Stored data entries
--- START ---
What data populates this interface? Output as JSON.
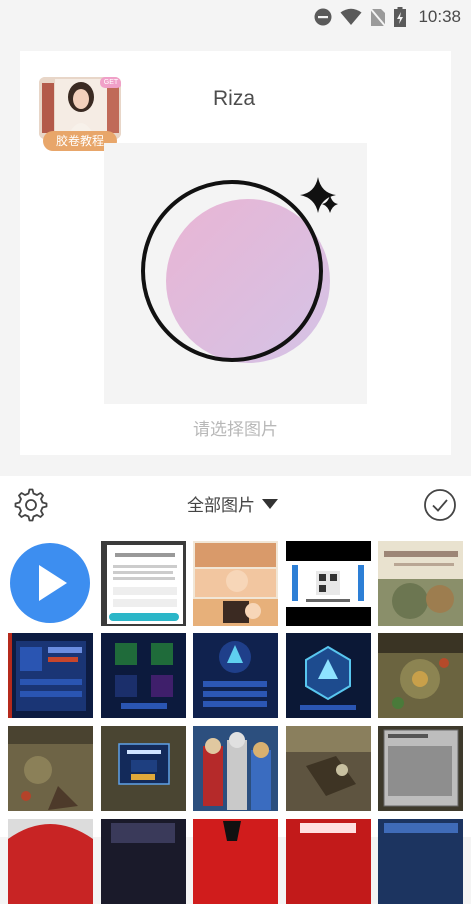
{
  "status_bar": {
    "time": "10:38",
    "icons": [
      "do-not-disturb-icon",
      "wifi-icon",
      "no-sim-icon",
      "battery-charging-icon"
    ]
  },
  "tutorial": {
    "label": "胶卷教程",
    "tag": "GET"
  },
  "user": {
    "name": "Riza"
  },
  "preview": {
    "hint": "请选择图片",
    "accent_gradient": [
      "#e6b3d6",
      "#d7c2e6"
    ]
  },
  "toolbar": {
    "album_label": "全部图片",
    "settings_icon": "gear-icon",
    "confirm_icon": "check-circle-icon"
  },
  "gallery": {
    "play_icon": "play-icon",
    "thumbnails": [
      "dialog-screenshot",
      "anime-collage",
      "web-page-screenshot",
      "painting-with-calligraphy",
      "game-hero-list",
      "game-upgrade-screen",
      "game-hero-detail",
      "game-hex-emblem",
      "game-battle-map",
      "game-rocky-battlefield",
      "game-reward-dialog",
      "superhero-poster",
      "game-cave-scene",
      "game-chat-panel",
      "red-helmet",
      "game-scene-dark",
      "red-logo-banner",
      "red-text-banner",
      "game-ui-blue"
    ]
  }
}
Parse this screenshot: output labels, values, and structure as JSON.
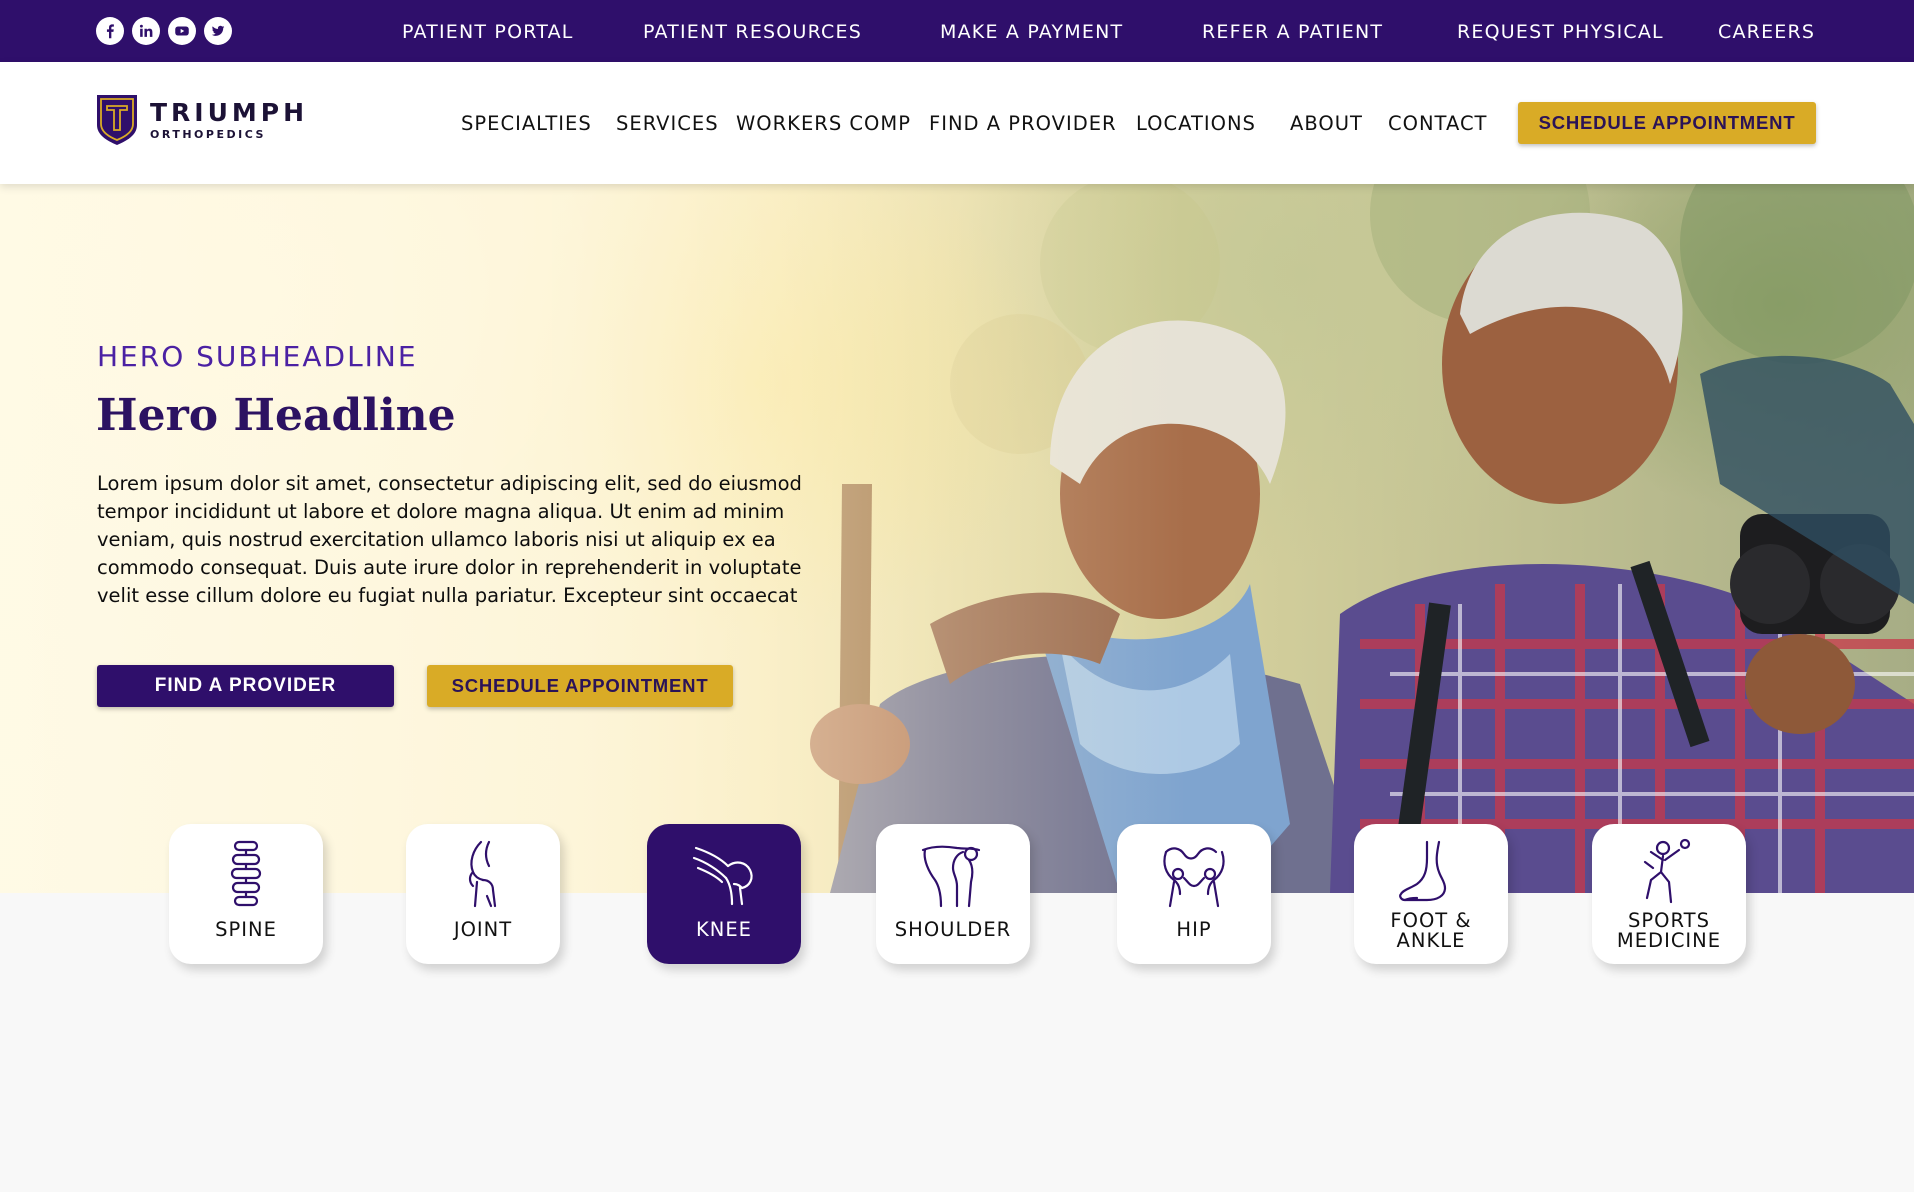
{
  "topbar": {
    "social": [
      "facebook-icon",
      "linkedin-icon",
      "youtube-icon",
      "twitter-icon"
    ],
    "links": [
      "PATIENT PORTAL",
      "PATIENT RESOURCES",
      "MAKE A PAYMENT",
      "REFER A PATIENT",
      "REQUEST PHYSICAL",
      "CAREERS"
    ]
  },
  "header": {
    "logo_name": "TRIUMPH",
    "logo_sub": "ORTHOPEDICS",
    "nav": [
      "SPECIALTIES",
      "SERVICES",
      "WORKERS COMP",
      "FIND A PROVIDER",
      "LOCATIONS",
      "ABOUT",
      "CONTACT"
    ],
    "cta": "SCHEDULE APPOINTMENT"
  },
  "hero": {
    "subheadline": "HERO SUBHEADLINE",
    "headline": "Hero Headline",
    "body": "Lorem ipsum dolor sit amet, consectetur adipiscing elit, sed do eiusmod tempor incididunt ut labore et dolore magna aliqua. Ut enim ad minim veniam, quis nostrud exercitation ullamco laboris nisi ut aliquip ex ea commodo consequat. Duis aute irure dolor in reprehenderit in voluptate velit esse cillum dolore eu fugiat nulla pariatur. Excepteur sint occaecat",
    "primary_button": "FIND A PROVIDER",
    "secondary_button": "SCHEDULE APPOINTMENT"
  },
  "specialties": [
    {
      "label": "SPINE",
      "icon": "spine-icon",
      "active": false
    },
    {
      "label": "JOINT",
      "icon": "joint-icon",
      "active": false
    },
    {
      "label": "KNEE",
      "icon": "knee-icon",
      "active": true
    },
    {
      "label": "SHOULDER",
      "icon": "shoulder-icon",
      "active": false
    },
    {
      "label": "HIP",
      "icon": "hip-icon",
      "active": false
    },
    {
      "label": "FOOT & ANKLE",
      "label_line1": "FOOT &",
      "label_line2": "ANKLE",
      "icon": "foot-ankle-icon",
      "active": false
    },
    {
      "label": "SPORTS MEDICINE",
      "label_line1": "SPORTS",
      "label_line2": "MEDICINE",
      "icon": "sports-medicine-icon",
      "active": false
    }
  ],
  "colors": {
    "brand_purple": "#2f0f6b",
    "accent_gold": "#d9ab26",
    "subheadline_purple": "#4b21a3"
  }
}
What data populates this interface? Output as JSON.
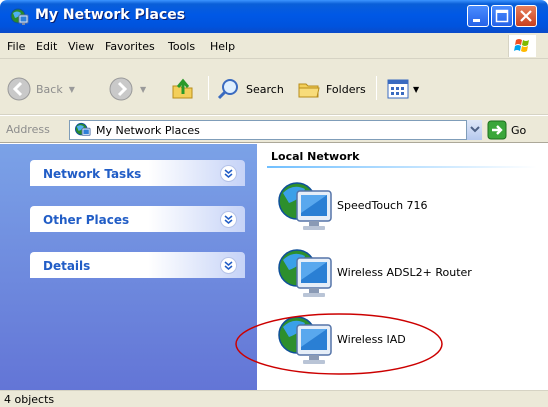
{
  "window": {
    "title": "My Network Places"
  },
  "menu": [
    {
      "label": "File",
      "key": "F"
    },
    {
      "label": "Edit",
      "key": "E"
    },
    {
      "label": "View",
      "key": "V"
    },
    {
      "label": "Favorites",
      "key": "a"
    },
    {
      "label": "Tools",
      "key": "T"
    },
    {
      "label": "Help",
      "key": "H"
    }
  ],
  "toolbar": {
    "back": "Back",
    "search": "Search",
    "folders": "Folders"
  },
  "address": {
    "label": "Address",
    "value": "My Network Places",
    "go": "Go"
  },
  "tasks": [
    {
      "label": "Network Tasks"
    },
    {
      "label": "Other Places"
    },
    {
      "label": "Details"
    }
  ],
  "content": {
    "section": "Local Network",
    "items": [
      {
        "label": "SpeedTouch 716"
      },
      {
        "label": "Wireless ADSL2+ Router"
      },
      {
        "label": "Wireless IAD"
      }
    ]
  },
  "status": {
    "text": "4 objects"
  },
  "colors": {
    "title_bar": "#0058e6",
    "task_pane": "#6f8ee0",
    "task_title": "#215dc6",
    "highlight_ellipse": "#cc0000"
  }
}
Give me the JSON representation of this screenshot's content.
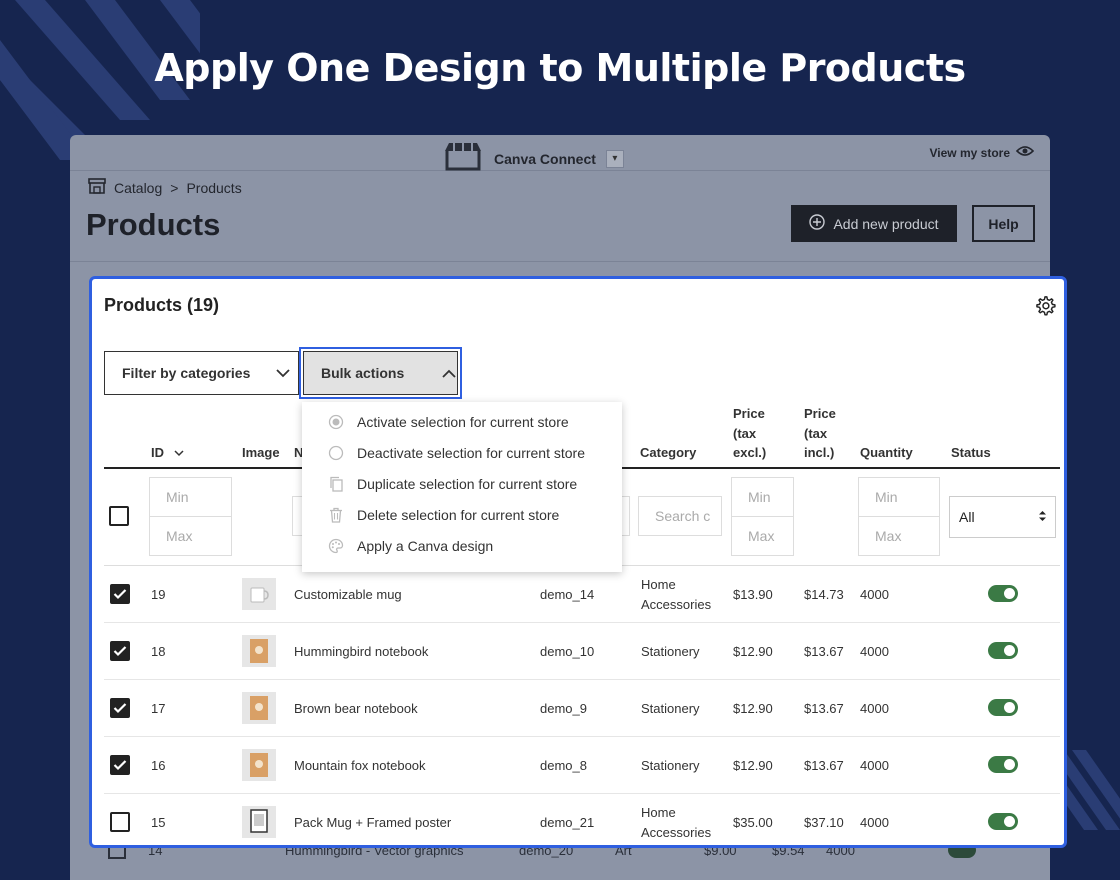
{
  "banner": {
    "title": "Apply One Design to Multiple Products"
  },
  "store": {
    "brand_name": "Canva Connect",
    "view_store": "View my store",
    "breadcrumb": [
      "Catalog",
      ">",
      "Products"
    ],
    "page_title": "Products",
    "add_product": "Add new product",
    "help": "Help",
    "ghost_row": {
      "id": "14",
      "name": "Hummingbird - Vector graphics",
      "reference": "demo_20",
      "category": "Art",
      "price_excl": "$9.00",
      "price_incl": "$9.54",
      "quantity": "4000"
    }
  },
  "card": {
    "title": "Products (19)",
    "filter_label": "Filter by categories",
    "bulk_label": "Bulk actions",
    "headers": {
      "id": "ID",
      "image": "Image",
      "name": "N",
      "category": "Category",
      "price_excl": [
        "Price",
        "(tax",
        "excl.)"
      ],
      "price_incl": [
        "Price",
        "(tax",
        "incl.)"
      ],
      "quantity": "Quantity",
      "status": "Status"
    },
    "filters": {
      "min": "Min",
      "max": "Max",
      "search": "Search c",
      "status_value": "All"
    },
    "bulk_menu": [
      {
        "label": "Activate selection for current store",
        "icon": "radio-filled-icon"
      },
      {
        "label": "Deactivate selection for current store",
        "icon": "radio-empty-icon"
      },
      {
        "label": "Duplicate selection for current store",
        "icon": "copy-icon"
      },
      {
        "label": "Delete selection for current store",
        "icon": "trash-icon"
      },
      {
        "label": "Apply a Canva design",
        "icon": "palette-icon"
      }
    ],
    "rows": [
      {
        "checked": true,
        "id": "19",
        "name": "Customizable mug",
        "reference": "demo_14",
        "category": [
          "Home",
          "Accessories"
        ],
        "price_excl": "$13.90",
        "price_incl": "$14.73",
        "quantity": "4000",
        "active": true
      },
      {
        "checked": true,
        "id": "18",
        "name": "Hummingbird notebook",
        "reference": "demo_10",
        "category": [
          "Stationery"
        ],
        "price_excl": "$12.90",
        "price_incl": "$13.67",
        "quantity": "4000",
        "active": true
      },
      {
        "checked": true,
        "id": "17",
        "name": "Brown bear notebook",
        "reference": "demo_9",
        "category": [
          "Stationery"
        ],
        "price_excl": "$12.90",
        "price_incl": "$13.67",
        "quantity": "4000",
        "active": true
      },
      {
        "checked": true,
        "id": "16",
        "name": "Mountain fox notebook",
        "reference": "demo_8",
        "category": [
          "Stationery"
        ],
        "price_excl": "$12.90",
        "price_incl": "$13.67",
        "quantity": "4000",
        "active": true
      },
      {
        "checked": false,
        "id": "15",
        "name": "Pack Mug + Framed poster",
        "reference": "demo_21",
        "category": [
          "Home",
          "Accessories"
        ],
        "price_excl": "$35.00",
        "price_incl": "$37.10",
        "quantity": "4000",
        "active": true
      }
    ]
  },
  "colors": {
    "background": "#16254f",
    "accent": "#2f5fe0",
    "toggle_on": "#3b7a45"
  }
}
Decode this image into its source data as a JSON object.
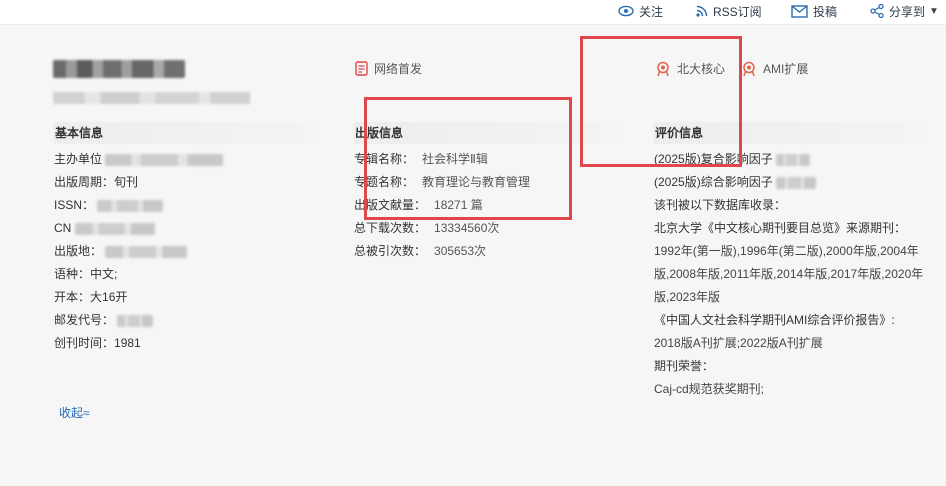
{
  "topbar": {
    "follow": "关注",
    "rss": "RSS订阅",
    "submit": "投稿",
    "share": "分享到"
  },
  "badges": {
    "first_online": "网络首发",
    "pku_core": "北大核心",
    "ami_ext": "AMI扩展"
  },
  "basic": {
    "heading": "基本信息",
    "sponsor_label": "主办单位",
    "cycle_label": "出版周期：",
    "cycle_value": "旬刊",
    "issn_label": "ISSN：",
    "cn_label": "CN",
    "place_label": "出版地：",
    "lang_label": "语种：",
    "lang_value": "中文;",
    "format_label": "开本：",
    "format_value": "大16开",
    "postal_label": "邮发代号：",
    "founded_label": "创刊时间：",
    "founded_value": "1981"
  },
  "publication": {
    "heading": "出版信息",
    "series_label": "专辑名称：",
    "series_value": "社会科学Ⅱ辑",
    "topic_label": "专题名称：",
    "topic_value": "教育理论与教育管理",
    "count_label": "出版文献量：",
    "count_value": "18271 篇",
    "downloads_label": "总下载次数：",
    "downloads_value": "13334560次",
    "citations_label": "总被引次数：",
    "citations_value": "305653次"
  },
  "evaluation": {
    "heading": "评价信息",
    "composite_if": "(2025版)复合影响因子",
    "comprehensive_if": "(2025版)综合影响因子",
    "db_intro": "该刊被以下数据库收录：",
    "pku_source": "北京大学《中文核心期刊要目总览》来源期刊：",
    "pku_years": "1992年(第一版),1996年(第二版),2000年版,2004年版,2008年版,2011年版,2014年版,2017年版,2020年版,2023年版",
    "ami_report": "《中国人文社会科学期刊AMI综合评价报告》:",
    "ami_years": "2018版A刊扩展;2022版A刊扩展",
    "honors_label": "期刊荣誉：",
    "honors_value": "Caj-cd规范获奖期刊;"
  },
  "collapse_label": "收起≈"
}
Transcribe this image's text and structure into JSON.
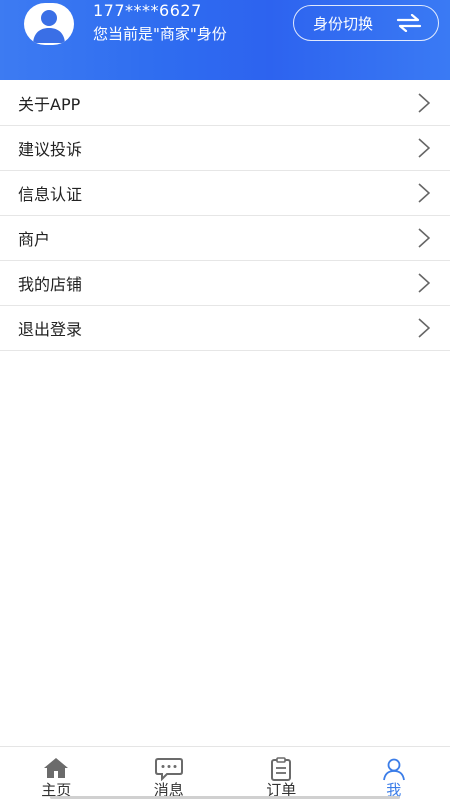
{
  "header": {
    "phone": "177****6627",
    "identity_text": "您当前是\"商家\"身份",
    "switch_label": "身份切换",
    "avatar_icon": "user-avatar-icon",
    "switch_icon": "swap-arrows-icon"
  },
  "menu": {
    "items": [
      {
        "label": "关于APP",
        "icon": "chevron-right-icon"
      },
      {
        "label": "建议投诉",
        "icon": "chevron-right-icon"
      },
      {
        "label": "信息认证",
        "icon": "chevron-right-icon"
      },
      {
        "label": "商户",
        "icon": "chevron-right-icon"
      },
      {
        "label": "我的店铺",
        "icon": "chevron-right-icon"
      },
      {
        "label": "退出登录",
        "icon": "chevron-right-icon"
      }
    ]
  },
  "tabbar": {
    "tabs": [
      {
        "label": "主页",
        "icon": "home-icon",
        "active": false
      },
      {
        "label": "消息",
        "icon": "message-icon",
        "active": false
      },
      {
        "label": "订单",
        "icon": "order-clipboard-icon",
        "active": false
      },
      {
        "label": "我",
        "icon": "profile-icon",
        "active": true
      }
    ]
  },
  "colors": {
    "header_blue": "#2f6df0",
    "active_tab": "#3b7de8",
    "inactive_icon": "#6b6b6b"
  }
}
--- END ---
▸ **Given request**: Identify all lines where the word "Wireless" shows up. Copy them.

▸ **Right answer**:
        "label": "Wireless ADSL2+ Router"
        "label": "Wireless IAD"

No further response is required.